··· Data shown

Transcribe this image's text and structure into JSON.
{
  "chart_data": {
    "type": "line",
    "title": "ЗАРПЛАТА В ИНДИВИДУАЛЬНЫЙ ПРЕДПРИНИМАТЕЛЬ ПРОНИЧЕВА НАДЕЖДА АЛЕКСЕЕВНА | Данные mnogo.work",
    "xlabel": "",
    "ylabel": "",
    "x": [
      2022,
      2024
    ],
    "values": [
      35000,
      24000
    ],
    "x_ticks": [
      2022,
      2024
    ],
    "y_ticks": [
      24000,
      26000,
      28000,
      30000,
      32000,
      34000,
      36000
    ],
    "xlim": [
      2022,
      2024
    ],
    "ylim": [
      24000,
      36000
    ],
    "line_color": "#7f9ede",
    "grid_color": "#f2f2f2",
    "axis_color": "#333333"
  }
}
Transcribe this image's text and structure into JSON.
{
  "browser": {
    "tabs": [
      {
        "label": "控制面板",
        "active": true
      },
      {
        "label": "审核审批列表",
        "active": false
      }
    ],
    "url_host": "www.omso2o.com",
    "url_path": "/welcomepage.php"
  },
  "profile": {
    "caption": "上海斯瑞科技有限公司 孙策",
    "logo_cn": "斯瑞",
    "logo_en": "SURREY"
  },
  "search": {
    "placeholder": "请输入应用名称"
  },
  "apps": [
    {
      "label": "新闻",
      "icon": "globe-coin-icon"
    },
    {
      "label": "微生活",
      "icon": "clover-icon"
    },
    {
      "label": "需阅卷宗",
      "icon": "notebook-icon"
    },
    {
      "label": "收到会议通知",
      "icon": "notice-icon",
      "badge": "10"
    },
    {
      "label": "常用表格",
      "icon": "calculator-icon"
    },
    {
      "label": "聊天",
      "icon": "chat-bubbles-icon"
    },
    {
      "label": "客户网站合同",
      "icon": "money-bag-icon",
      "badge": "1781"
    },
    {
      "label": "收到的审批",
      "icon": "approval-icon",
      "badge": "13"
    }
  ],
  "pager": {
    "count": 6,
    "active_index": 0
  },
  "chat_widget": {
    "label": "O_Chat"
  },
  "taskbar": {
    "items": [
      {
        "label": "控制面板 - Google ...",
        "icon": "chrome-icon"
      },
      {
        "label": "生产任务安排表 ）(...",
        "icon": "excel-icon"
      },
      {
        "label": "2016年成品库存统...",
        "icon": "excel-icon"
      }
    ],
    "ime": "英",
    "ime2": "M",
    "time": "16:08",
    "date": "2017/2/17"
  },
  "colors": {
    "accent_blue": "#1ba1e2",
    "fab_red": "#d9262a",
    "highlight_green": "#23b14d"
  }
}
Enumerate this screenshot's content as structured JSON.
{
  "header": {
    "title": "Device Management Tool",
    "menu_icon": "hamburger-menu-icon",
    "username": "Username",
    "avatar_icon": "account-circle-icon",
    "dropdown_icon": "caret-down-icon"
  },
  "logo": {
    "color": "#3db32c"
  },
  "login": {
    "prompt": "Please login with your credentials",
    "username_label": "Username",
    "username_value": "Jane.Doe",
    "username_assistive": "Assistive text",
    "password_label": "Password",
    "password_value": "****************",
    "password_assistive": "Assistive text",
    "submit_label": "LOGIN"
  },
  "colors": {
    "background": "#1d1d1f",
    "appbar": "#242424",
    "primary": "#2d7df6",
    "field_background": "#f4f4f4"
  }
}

······

What is expected |
Exactly reproduce the material above.

Output of the exercise |
Transcribe this image's text and structure into JSON.
{
  "chart_data": {
    "type": "line",
    "title": "ЗАРПЛАТА В ИНДИВИДУАЛЬНЫЙ ПРЕДПРИНИМАТЕЛЬ ПРОНИЧЕВА НАДЕЖДА АЛЕКСЕЕВНА | Данные mnogo.work",
    "xlabel": "",
    "ylabel": "",
    "x": [
      2022,
      2024
    ],
    "values": [
      35000,
      24000
    ],
    "x_ticks": [
      2022,
      2024
    ],
    "y_ticks": [
      24000,
      26000,
      28000,
      30000,
      32000,
      34000,
      36000
    ],
    "xlim": [
      2022,
      2024
    ],
    "ylim": [
      24000,
      36000
    ],
    "line_color": "#7f9ede",
    "grid_color": "#f2f2f2",
    "axis_color": "#333333"
  }
}
Transcribe this image's text and structure into JSON.
{
  "browser": {
    "tabs": [
      {
        "label": "控制面板",
        "active": true
      },
      {
        "label": "审核审批列表",
        "active": false
      }
    ],
    "url_host": "www.omso2o.com",
    "url_path": "/welcomepage.php"
  },
  "profile": {
    "caption": "上海斯瑞科技有限公司 孙策",
    "logo_cn": "斯瑞",
    "logo_en": "SURREY"
  },
  "search": {
    "placeholder": "请输入应用名称"
  },
  "apps": [
    {
      "label": "新闻",
      "icon": "globe-coin-icon"
    },
    {
      "label": "微生活",
      "icon": "clover-icon"
    },
    {
      "label": "需阅卷宗",
      "icon": "notebook-icon"
    },
    {
      "label": "收到会议通知",
      "icon": "notice-icon",
      "badge": "10"
    },
    {
      "label": "常用表格",
      "icon": "calculator-icon"
    },
    {
      "label": "聊天",
      "icon": "chat-bubbles-icon"
    },
    {
      "label": "客户网站合同",
      "icon": "money-bag-icon",
      "badge": "1781"
    },
    {
      "label": "收到的审批",
      "icon": "approval-icon",
      "badge": "13"
    }
  ],
  "pager": {
    "count": 6,
    "active_index": 0
  },
  "chat_widget": {
    "label": "O_Chat"
  },
  "taskbar": {
    "items": [
      {
        "label": "控制面板 - Google ...",
        "icon": "chrome-icon"
      },
      {
        "label": "生产任务安排表 ）(...",
        "icon": "excel-icon"
      },
      {
        "label": "2016年成品库存统...",
        "icon": "excel-icon"
      }
    ],
    "ime": "英",
    "ime2": "M",
    "time": "16:08",
    "date": "2017/2/17"
  },
  "colors": {
    "accent_blue": "#1ba1e2",
    "fab_red": "#d9262a",
    "highlight_green": "#23b14d"
  }
}
Enumerate this screenshot's content as structured JSON.
{
  "header": {
    "title": "Device Management Tool",
    "menu_icon": "hamburger-menu-icon",
    "username": "Username",
    "avatar_icon": "account-circle-icon",
    "dropdown_icon": "caret-down-icon"
  },
  "logo": {
    "color": "#3db32c"
  },
  "login": {
    "prompt": "Please login with your credentials",
    "username_label": "Username",
    "username_value": "Jane.Doe",
    "username_assistive": "Assistive text",
    "password_label": "Password",
    "password_value": "****************",
    "password_assistive": "Assistive text",
    "submit_label": "LOGIN"
  },
  "colors": {
    "background": "#1d1d1f",
    "appbar": "#242424",
    "primary": "#2d7df6",
    "field_background": "#f4f4f4"
  }
}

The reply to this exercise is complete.